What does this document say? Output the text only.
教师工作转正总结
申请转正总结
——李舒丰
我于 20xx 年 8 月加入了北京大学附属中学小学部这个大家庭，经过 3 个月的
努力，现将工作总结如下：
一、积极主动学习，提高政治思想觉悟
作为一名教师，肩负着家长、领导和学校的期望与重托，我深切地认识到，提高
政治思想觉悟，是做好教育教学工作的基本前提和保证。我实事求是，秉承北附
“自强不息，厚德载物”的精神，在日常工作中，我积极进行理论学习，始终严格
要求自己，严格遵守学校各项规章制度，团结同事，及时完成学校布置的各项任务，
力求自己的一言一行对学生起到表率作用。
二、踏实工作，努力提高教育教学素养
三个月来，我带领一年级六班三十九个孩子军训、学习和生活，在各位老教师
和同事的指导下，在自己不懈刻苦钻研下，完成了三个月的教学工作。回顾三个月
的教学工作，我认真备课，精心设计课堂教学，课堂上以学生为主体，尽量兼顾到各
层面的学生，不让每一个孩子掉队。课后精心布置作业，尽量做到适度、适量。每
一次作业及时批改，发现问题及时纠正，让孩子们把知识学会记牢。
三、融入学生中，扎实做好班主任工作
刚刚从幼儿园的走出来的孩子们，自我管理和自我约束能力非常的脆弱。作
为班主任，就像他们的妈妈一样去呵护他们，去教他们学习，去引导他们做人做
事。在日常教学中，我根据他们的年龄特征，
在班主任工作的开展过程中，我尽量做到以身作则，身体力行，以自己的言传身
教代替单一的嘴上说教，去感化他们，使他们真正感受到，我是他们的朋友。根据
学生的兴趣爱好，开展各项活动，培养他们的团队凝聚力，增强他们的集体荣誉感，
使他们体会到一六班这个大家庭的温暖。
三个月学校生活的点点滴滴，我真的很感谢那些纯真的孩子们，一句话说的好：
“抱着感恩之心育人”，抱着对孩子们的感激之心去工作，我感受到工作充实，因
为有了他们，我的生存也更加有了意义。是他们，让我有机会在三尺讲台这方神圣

──────────

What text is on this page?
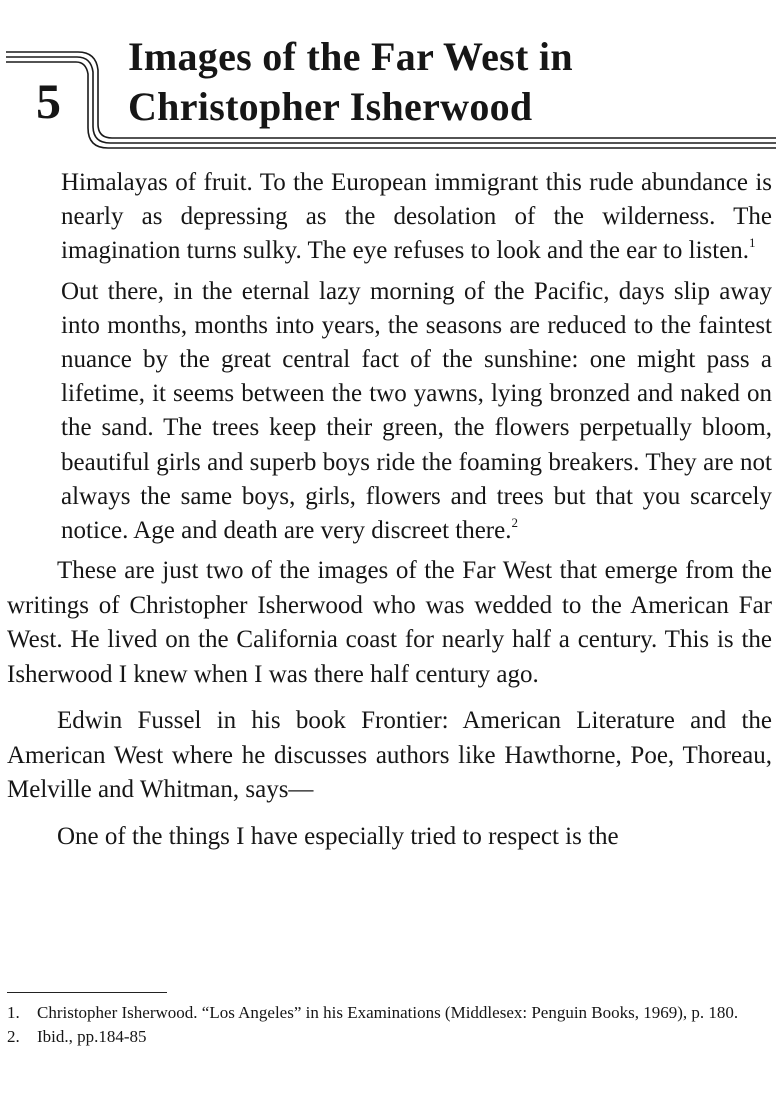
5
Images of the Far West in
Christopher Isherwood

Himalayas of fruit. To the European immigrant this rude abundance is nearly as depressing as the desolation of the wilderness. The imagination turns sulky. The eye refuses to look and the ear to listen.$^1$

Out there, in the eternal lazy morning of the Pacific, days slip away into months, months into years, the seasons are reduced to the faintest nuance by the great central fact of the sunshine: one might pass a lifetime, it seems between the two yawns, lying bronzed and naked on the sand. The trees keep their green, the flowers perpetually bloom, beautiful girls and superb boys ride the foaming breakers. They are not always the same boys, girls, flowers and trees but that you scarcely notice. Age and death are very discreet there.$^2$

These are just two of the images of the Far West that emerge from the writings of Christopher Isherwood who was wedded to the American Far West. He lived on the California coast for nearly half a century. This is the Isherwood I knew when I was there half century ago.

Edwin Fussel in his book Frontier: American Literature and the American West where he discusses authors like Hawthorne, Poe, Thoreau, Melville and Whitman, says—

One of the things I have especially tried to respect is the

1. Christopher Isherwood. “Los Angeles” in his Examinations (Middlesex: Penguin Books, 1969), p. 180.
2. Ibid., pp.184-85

──────────

Look over the records above and copy each line that includes the string "What".

_Solution to this problem_
What does this document say? Output the text only.
What text is on this page?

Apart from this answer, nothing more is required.